Start of RAW RECORDS

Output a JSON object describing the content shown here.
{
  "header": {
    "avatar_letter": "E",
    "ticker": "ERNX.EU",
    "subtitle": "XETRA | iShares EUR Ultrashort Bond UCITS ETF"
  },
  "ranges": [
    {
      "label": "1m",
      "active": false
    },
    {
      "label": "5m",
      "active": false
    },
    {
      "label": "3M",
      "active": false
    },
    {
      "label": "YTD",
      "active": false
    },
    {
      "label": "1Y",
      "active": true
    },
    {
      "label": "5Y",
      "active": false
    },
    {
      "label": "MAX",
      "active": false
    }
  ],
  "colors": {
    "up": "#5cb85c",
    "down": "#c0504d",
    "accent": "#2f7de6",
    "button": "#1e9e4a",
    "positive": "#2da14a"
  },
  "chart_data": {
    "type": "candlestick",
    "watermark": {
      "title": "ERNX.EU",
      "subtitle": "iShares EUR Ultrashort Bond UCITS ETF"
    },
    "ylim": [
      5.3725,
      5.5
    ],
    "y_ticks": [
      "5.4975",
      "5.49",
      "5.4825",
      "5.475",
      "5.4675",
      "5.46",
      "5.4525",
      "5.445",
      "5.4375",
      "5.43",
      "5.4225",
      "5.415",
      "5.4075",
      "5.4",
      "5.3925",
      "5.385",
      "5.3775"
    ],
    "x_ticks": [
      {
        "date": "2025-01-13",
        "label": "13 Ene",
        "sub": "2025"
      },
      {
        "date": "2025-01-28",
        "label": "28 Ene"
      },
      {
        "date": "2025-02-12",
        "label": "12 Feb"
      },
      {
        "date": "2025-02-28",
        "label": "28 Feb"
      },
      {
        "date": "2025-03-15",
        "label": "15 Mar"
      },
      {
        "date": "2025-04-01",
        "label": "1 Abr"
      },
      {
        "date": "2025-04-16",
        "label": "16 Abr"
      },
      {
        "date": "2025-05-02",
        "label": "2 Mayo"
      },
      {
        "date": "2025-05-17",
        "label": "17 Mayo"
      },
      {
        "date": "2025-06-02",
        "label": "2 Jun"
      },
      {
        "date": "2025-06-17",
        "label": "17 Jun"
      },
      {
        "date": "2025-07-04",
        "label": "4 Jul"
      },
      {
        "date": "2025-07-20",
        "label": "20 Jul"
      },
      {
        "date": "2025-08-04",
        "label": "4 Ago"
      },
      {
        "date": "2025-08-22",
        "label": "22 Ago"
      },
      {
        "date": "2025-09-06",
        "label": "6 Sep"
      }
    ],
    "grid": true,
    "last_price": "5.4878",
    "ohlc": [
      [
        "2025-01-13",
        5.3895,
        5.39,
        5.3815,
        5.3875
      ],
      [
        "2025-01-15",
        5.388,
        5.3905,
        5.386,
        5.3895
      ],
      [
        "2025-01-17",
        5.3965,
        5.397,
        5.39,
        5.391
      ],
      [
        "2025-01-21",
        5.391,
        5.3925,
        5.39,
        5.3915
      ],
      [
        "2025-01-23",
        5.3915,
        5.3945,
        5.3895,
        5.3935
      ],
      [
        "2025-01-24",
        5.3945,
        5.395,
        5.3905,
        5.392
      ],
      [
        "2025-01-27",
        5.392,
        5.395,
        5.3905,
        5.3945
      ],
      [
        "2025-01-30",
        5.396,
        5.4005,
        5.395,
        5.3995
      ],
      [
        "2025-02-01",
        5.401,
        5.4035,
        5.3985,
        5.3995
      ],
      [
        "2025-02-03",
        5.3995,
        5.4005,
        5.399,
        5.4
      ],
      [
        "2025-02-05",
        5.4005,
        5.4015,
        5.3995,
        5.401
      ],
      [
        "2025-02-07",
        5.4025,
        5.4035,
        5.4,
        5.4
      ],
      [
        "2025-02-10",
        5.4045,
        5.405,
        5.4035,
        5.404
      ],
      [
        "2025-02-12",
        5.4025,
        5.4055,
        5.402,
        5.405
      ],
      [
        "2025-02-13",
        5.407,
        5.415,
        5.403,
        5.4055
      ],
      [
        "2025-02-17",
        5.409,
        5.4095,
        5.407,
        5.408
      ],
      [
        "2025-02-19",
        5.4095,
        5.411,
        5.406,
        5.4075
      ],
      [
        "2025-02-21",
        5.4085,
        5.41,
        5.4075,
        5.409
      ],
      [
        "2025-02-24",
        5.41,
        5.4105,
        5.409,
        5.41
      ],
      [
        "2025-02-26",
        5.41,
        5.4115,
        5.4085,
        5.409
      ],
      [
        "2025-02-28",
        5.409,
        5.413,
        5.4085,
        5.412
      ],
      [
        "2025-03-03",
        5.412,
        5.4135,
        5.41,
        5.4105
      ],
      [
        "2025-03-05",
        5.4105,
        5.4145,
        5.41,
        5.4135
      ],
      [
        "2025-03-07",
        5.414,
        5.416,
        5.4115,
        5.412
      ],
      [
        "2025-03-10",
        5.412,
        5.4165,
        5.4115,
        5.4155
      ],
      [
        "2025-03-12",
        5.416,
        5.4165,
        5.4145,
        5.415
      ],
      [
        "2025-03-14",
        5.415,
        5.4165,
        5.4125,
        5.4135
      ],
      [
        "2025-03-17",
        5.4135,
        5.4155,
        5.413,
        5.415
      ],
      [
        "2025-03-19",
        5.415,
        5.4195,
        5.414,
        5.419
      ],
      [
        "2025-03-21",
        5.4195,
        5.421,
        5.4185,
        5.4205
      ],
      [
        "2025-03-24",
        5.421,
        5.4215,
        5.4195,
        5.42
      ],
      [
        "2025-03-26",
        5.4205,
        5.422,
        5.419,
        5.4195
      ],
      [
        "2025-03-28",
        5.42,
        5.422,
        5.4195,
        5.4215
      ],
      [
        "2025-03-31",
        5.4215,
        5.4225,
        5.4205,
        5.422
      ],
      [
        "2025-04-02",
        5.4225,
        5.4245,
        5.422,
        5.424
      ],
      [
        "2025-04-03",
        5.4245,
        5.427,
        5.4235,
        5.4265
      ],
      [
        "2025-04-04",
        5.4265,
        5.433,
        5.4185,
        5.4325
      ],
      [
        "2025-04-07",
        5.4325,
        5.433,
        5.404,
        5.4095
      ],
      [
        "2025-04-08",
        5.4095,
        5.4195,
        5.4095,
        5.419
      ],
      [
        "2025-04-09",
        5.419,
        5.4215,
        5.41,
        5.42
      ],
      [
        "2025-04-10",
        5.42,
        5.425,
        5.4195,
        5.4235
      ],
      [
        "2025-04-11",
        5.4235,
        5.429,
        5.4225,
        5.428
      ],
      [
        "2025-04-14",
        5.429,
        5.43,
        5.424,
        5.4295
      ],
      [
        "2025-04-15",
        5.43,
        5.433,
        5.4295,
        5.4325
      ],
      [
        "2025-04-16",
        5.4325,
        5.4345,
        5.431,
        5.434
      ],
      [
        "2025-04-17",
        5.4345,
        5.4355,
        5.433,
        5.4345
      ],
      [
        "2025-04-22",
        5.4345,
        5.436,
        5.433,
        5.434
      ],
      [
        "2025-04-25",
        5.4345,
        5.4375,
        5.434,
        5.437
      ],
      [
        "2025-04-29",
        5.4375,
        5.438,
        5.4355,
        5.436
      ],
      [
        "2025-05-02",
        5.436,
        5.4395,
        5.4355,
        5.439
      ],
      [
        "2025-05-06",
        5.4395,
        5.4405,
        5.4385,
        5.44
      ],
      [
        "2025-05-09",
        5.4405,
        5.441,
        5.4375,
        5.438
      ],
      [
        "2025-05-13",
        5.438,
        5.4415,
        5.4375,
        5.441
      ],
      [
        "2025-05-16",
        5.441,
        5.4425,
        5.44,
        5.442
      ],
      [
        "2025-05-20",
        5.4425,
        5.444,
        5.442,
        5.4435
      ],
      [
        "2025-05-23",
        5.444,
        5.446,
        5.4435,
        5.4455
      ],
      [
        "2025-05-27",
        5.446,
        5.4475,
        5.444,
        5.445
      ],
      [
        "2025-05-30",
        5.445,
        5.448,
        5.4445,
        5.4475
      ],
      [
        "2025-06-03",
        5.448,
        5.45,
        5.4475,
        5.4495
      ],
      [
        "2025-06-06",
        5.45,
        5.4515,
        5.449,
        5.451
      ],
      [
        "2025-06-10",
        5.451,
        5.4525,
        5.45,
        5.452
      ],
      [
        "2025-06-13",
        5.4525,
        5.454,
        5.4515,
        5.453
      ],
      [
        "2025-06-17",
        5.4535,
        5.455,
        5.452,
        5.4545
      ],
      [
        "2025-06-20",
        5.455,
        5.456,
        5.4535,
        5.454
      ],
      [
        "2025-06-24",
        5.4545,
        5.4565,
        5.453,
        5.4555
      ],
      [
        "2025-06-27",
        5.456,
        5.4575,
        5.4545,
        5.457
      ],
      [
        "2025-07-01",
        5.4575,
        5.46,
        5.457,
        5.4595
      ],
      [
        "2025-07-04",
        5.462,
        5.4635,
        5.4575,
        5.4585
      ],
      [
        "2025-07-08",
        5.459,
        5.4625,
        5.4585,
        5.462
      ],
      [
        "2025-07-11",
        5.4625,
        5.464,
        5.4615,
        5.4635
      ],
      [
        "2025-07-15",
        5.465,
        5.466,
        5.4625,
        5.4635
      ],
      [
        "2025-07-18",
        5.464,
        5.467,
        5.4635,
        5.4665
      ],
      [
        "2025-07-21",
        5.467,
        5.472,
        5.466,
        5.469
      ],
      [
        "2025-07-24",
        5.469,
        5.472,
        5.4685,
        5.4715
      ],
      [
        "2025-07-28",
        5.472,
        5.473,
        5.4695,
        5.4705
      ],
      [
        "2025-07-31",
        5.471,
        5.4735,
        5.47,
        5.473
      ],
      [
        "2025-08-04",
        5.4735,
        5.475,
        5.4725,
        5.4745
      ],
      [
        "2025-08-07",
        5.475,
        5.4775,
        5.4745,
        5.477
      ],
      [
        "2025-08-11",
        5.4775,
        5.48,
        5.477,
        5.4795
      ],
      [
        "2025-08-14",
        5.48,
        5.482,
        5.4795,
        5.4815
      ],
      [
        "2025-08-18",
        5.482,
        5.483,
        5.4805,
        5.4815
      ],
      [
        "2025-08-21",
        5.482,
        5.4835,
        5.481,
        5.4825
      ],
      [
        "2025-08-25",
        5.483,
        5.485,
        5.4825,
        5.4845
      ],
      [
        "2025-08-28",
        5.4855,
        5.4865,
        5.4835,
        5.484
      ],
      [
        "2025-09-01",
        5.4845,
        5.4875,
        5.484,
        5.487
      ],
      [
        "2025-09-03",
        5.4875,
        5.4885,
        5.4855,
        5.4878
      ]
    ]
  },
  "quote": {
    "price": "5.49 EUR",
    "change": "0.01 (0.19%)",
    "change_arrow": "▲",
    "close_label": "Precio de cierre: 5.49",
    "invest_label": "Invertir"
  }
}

End of RAW RECORDS

WHAT THE TASK ASKS:
For the listing above, identify each line bearing "subtitle".

FINISHED ANSWER:
    "subtitle": "XETRA | iShares EUR Ultrashort Bond UCITS ETF"
      "subtitle": "iShares EUR Ultrashort Bond UCITS ETF"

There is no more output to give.